→ **Exercise**: Reproduce the following data line for line, without changing anything.
═══ Data provided ═══
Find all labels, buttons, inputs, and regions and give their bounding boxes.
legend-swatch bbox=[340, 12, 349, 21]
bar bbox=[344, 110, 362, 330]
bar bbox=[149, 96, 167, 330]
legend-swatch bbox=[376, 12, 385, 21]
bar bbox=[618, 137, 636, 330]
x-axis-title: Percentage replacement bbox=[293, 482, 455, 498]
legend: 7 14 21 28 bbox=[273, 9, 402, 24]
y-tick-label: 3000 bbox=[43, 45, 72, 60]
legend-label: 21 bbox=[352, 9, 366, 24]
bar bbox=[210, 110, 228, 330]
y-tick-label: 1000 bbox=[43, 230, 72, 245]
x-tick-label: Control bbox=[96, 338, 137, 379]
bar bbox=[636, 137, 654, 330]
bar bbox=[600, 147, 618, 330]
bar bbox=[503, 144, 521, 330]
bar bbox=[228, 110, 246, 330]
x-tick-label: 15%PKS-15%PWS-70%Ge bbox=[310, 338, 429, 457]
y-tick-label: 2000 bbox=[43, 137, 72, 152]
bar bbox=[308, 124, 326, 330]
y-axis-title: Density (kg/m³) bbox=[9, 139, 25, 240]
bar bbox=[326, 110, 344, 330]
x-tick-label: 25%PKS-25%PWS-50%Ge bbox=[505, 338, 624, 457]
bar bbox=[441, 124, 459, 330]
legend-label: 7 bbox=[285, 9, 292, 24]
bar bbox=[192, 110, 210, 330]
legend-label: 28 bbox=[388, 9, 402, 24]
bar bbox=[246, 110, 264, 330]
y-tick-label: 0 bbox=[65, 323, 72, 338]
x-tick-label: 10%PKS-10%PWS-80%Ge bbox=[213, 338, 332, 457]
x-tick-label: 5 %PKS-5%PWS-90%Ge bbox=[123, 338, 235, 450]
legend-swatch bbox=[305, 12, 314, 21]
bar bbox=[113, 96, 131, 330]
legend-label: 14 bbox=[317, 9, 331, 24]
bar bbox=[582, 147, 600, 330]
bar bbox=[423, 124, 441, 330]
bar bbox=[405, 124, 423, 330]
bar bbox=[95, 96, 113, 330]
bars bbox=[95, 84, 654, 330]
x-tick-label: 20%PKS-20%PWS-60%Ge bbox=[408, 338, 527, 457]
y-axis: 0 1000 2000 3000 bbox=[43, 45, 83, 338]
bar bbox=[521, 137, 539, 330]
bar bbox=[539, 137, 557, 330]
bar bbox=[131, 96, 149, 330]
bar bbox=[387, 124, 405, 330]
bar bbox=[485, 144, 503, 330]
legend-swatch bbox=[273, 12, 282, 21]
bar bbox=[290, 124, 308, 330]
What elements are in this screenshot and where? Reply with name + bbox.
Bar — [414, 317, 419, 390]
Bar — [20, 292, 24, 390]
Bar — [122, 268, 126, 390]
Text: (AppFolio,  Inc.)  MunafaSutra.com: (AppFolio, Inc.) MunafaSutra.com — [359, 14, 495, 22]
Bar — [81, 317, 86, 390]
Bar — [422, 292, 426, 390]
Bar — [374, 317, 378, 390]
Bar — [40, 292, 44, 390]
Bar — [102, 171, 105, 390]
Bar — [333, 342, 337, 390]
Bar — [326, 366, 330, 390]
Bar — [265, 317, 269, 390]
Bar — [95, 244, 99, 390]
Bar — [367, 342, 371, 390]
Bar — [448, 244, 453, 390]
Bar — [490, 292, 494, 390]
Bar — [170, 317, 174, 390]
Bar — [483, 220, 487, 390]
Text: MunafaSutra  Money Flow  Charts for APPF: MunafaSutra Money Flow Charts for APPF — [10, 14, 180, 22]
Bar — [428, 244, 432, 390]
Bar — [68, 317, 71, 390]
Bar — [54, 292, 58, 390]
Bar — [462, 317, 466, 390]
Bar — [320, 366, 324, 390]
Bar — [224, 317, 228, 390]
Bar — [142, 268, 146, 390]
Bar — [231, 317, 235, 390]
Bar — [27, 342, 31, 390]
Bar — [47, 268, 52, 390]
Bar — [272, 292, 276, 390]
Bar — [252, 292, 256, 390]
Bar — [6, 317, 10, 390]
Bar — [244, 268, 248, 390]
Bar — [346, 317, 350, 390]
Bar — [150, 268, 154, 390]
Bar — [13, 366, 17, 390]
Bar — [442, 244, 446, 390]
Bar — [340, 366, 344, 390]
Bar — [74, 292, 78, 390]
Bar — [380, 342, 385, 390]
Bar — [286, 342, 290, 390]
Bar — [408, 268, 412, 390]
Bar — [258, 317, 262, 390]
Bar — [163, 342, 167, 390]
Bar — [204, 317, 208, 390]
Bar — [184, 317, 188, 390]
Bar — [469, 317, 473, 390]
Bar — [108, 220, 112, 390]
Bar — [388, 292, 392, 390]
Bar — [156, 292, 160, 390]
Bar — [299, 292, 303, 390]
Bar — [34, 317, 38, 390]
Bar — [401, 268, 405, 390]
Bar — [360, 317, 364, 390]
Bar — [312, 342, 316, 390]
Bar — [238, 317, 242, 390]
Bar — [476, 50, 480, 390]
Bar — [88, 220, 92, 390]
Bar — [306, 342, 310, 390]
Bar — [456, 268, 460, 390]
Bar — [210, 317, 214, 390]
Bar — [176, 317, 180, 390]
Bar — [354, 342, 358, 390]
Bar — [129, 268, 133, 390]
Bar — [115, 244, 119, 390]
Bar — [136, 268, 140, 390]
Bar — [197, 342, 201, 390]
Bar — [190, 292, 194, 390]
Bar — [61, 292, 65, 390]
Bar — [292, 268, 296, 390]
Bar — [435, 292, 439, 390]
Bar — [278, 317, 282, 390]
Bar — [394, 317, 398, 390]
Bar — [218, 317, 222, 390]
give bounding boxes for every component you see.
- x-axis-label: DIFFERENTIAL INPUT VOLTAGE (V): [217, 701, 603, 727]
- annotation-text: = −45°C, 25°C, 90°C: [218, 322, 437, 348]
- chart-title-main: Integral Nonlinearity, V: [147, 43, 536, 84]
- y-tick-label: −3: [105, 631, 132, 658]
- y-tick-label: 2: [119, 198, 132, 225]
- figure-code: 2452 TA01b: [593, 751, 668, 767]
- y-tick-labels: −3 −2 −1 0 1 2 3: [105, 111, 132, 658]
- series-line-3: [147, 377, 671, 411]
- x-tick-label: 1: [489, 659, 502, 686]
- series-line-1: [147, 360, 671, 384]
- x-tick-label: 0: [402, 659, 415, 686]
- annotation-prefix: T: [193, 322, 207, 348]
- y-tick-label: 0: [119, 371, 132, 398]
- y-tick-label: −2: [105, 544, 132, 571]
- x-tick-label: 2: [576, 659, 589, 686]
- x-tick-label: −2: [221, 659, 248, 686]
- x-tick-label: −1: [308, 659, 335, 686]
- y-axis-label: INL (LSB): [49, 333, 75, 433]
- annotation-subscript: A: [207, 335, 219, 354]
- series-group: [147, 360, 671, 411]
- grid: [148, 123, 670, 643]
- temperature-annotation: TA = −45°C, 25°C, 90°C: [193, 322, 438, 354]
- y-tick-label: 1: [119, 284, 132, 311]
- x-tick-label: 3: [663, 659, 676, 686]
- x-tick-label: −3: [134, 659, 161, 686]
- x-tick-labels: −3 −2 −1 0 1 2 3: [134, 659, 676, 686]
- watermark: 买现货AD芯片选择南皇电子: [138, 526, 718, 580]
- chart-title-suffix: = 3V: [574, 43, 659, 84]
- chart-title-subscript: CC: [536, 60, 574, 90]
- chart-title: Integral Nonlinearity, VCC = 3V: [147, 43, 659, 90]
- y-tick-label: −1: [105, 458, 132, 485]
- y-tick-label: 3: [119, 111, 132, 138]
═══
→ **Task response**:
Find all labels, buttons, inputs, and regions and give their bounding boxes.
legend-swatch bbox=[340, 12, 349, 21]
bar bbox=[344, 110, 362, 330]
bar bbox=[149, 96, 167, 330]
legend-swatch bbox=[376, 12, 385, 21]
bar bbox=[618, 137, 636, 330]
x-axis-title: Percentage replacement bbox=[293, 482, 455, 498]
legend: 7 14 21 28 bbox=[273, 9, 402, 24]
y-tick-label: 3000 bbox=[43, 45, 72, 60]
legend-label: 21 bbox=[352, 9, 366, 24]
bar bbox=[210, 110, 228, 330]
y-tick-label: 1000 bbox=[43, 230, 72, 245]
x-tick-label: Control bbox=[96, 338, 137, 379]
bar bbox=[636, 137, 654, 330]
bar bbox=[600, 147, 618, 330]
bar bbox=[503, 144, 521, 330]
bar bbox=[228, 110, 246, 330]
x-tick-label: 15%PKS-15%PWS-70%Ge bbox=[310, 338, 429, 457]
y-tick-label: 2000 bbox=[43, 137, 72, 152]
bar bbox=[308, 124, 326, 330]
y-axis-title: Density (kg/m³) bbox=[9, 139, 25, 240]
bar bbox=[326, 110, 344, 330]
x-tick-label: 25%PKS-25%PWS-50%Ge bbox=[505, 338, 624, 457]
bar bbox=[441, 124, 459, 330]
legend-label: 7 bbox=[285, 9, 292, 24]
bar bbox=[192, 110, 210, 330]
legend-label: 28 bbox=[388, 9, 402, 24]
bar bbox=[246, 110, 264, 330]
y-tick-label: 0 bbox=[65, 323, 72, 338]
x-tick-label: 10%PKS-10%PWS-80%Ge bbox=[213, 338, 332, 457]
x-tick-label: 5 %PKS-5%PWS-90%Ge bbox=[123, 338, 235, 450]
legend-swatch bbox=[305, 12, 314, 21]
bar bbox=[113, 96, 131, 330]
legend-label: 14 bbox=[317, 9, 331, 24]
bar bbox=[582, 147, 600, 330]
bar bbox=[423, 124, 441, 330]
bar bbox=[405, 124, 423, 330]
bar bbox=[95, 96, 113, 330]
bars bbox=[95, 84, 654, 330]
x-tick-label: 20%PKS-20%PWS-60%Ge bbox=[408, 338, 527, 457]
y-axis: 0 1000 2000 3000 bbox=[43, 45, 83, 338]
bar bbox=[521, 137, 539, 330]
bar bbox=[539, 137, 557, 330]
bar bbox=[131, 96, 149, 330]
bar bbox=[387, 124, 405, 330]
bar bbox=[485, 144, 503, 330]
legend-swatch bbox=[273, 12, 282, 21]
bar bbox=[290, 124, 308, 330]
What elements are in this screenshot and where? Reply with name + bbox.
Bar — [414, 317, 419, 390]
Bar — [20, 292, 24, 390]
Bar — [122, 268, 126, 390]
Text: (AppFolio,  Inc.)  MunafaSutra.com: (AppFolio, Inc.) MunafaSutra.com — [359, 14, 495, 22]
Bar — [81, 317, 86, 390]
Bar — [422, 292, 426, 390]
Bar — [374, 317, 378, 390]
Bar — [40, 292, 44, 390]
Bar — [102, 171, 105, 390]
Bar — [333, 342, 337, 390]
Bar — [326, 366, 330, 390]
Bar — [265, 317, 269, 390]
Bar — [95, 244, 99, 390]
Bar — [367, 342, 371, 390]
Bar — [448, 244, 453, 390]
Bar — [490, 292, 494, 390]
Bar — [170, 317, 174, 390]
Bar — [483, 220, 487, 390]
Text: MunafaSutra  Money Flow  Charts for APPF: MunafaSutra Money Flow Charts for APPF — [10, 14, 180, 22]
Bar — [428, 244, 432, 390]
Bar — [68, 317, 71, 390]
Bar — [54, 292, 58, 390]
Bar — [462, 317, 466, 390]
Bar — [320, 366, 324, 390]
Bar — [224, 317, 228, 390]
Bar — [142, 268, 146, 390]
Bar — [231, 317, 235, 390]
Bar — [27, 342, 31, 390]
Bar — [47, 268, 52, 390]
Bar — [272, 292, 276, 390]
Bar — [252, 292, 256, 390]
Bar — [6, 317, 10, 390]
Bar — [244, 268, 248, 390]
Bar — [346, 317, 350, 390]
Bar — [150, 268, 154, 390]
Bar — [13, 366, 17, 390]
Bar — [442, 244, 446, 390]
Bar — [340, 366, 344, 390]
Bar — [74, 292, 78, 390]
Bar — [380, 342, 385, 390]
Bar — [286, 342, 290, 390]
Bar — [408, 268, 412, 390]
Bar — [258, 317, 262, 390]
Bar — [163, 342, 167, 390]
Bar — [204, 317, 208, 390]
Bar — [184, 317, 188, 390]
Bar — [469, 317, 473, 390]
Bar — [108, 220, 112, 390]
Bar — [388, 292, 392, 390]
Bar — [156, 292, 160, 390]
Bar — [299, 292, 303, 390]
Bar — [34, 317, 38, 390]
Bar — [401, 268, 405, 390]
Bar — [360, 317, 364, 390]
Bar — [312, 342, 316, 390]
Bar — [238, 317, 242, 390]
Bar — [476, 50, 480, 390]
Bar — [88, 220, 92, 390]
Bar — [306, 342, 310, 390]
Bar — [456, 268, 460, 390]
Bar — [210, 317, 214, 390]
Bar — [176, 317, 180, 390]
Bar — [354, 342, 358, 390]
Bar — [129, 268, 133, 390]
Bar — [115, 244, 119, 390]
Bar — [136, 268, 140, 390]
Bar — [197, 342, 201, 390]
Bar — [190, 292, 194, 390]
Bar — [61, 292, 65, 390]
Bar — [292, 268, 296, 390]
Bar — [435, 292, 439, 390]
Bar — [278, 317, 282, 390]
Bar — [394, 317, 398, 390]
Bar — [218, 317, 222, 390]
give bounding boxes for every component you see.
- x-axis-label: DIFFERENTIAL INPUT VOLTAGE (V): [217, 701, 603, 727]
- annotation-text: = −45°C, 25°C, 90°C: [218, 322, 437, 348]
- chart-title-main: Integral Nonlinearity, V: [147, 43, 536, 84]
- y-tick-label: −3: [105, 631, 132, 658]
- y-tick-label: 2: [119, 198, 132, 225]
- figure-code: 2452 TA01b: [593, 751, 668, 767]
- y-tick-labels: −3 −2 −1 0 1 2 3: [105, 111, 132, 658]
- series-line-3: [147, 377, 671, 411]
- x-tick-label: 1: [489, 659, 502, 686]
- series-line-1: [147, 360, 671, 384]
- x-tick-label: 0: [402, 659, 415, 686]
- annotation-prefix: T: [193, 322, 207, 348]
- y-tick-label: 0: [119, 371, 132, 398]
- y-tick-label: −2: [105, 544, 132, 571]
- x-tick-label: 2: [576, 659, 589, 686]
- x-tick-label: −2: [221, 659, 248, 686]
- x-tick-label: −1: [308, 659, 335, 686]
- y-axis-label: INL (LSB): [49, 333, 75, 433]
- annotation-subscript: A: [207, 335, 219, 354]
- series-group: [147, 360, 671, 411]
- grid: [148, 123, 670, 643]
- temperature-annotation: TA = −45°C, 25°C, 90°C: [193, 322, 438, 354]
- y-tick-label: 1: [119, 284, 132, 311]
- x-tick-label: 3: [663, 659, 676, 686]
- x-tick-label: −3: [134, 659, 161, 686]
- x-tick-labels: −3 −2 −1 0 1 2 3: [134, 659, 676, 686]
- watermark: 买现货AD芯片选择南皇电子: [138, 526, 718, 580]
- chart-title-suffix: = 3V: [574, 43, 659, 84]
- chart-title-subscript: CC: [536, 60, 574, 90]
- chart-title: Integral Nonlinearity, VCC = 3V: [147, 43, 659, 90]
- y-tick-label: −1: [105, 458, 132, 485]
- y-tick-label: 3: [119, 111, 132, 138]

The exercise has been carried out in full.